> [What is asked]:
Extract every line from the records below that contains the word "xlabel".
[START Exercise input]
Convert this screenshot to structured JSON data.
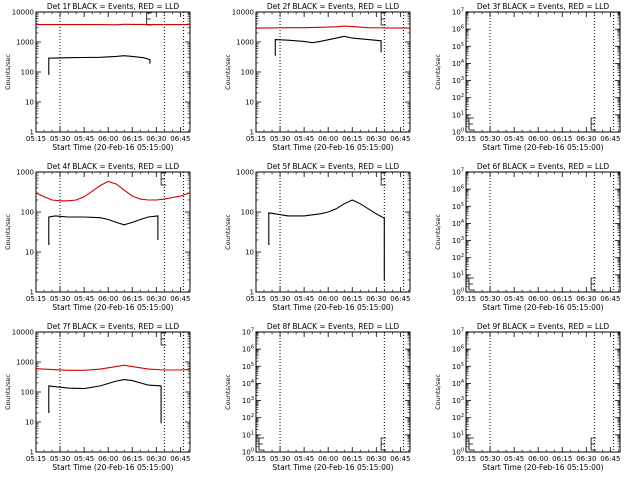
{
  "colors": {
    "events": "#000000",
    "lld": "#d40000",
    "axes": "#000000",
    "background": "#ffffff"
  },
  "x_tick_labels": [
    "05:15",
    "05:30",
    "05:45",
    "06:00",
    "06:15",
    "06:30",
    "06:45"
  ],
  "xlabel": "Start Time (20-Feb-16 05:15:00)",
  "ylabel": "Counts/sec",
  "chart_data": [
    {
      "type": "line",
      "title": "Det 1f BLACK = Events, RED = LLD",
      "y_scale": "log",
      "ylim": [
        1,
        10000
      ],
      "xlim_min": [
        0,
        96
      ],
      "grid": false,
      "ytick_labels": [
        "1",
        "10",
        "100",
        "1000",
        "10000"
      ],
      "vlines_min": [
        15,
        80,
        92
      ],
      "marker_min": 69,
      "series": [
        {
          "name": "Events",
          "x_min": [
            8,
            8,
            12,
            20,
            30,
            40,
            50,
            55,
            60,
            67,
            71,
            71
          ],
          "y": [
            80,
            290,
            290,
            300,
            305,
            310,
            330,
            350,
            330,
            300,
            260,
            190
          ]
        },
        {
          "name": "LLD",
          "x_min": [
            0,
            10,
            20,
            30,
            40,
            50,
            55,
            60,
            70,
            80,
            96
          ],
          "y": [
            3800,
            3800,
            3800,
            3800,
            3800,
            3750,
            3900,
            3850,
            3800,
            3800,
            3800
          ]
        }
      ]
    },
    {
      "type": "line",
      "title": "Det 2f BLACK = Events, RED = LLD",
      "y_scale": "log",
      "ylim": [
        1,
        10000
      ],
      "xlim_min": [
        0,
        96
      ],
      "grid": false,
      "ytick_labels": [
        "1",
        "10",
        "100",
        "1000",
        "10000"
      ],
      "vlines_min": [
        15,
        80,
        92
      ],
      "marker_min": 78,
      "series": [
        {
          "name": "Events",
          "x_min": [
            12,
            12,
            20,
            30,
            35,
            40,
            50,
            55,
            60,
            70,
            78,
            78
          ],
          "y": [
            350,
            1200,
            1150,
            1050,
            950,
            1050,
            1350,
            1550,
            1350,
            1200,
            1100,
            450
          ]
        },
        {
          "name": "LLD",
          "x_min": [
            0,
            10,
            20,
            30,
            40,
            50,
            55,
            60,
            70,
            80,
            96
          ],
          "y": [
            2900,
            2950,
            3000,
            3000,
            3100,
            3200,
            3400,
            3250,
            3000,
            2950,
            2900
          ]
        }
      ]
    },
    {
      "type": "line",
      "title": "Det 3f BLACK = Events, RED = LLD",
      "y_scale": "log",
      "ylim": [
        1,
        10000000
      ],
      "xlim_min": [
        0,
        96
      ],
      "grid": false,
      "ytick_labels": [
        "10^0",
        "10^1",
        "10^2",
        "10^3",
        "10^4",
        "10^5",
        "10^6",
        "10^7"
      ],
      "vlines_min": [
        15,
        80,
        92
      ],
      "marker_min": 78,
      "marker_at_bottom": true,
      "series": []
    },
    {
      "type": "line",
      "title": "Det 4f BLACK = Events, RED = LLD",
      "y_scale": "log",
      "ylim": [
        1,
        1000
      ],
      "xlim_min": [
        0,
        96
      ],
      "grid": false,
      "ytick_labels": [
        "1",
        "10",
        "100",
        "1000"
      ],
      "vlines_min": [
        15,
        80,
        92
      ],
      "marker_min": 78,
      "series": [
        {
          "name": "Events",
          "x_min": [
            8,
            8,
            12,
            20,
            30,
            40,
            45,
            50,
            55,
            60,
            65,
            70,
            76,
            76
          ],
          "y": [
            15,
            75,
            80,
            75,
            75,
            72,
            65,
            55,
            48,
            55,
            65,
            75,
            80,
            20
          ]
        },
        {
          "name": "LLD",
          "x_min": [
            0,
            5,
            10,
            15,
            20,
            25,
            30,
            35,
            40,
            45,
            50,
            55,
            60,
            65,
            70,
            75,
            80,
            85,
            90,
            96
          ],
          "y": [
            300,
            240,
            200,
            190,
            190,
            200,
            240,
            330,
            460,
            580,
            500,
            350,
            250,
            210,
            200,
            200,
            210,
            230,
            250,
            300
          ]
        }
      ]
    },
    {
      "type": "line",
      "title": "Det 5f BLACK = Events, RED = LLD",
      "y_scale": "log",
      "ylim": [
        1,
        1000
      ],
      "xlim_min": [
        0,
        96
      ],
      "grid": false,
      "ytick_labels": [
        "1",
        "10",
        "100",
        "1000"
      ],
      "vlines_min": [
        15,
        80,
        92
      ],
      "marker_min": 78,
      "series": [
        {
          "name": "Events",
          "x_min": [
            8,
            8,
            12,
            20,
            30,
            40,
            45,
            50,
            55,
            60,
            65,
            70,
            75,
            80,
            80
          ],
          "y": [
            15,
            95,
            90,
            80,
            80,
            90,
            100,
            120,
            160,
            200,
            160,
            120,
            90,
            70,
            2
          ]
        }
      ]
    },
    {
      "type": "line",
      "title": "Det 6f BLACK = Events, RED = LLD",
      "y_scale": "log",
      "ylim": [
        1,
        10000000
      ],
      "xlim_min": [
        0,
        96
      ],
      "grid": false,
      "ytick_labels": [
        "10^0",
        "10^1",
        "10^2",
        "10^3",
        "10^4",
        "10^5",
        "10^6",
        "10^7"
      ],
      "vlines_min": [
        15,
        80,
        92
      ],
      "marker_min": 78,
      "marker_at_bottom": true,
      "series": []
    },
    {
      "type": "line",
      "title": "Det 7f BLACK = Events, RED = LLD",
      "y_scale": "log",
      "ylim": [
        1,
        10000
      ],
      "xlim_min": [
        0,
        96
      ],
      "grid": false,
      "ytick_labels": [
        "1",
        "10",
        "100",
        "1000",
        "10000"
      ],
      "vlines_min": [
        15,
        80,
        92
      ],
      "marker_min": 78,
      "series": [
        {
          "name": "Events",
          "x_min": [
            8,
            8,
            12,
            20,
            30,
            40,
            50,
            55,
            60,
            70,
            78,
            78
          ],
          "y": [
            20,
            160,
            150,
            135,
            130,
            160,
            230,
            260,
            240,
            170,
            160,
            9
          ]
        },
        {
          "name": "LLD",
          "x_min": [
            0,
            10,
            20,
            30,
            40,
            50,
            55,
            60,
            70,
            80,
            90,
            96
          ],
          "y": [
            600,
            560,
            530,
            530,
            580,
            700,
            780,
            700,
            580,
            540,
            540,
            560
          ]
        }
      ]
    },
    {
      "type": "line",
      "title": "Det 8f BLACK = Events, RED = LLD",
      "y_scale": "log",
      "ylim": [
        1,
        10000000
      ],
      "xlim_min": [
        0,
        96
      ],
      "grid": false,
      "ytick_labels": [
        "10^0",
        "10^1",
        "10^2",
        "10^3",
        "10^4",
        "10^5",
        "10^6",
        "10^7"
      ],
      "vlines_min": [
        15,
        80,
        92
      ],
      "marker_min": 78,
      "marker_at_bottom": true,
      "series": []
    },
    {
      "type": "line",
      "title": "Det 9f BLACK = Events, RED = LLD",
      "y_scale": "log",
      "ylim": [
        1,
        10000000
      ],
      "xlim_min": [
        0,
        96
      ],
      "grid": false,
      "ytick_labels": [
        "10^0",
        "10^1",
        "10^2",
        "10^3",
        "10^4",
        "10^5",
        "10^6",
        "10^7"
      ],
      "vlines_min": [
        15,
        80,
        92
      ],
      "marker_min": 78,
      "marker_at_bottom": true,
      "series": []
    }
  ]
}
[END Exercise input]
[START Exercise input]
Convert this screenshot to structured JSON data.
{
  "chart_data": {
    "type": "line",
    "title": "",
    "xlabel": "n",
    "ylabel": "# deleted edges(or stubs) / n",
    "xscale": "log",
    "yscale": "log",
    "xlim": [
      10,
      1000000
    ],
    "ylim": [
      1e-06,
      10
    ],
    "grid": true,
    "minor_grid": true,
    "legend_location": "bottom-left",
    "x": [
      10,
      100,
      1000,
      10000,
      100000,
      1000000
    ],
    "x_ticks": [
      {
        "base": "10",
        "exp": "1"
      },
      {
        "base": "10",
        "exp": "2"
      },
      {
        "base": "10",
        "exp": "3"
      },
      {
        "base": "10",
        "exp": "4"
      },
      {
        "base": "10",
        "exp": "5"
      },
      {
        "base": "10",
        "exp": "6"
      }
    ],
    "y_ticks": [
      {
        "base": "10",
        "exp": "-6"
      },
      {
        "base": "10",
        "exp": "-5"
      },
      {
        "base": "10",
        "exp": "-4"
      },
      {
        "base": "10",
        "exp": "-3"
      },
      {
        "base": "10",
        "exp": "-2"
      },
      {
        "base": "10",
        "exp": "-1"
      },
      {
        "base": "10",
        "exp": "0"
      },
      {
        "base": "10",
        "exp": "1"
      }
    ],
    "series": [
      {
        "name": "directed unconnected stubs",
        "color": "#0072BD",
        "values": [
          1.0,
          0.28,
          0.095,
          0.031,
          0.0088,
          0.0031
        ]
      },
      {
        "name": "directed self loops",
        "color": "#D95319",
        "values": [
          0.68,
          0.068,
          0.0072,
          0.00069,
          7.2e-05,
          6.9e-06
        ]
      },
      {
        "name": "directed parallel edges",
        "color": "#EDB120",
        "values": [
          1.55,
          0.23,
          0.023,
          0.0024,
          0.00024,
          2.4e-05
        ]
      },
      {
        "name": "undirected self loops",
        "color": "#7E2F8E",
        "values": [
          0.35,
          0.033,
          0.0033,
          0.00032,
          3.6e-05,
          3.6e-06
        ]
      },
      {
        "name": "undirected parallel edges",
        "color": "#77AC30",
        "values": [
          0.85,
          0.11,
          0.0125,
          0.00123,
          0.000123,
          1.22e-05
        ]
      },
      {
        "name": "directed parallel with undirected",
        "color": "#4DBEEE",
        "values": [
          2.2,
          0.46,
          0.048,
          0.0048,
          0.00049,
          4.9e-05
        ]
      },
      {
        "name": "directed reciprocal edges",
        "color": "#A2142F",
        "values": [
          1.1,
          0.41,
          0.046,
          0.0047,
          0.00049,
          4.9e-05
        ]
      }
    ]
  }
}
[END Exercise input]
> [Solution to this problem]:
  "xlabel": "Start Time (20-Feb-16 05:15:00)",
    "xlabel": "n",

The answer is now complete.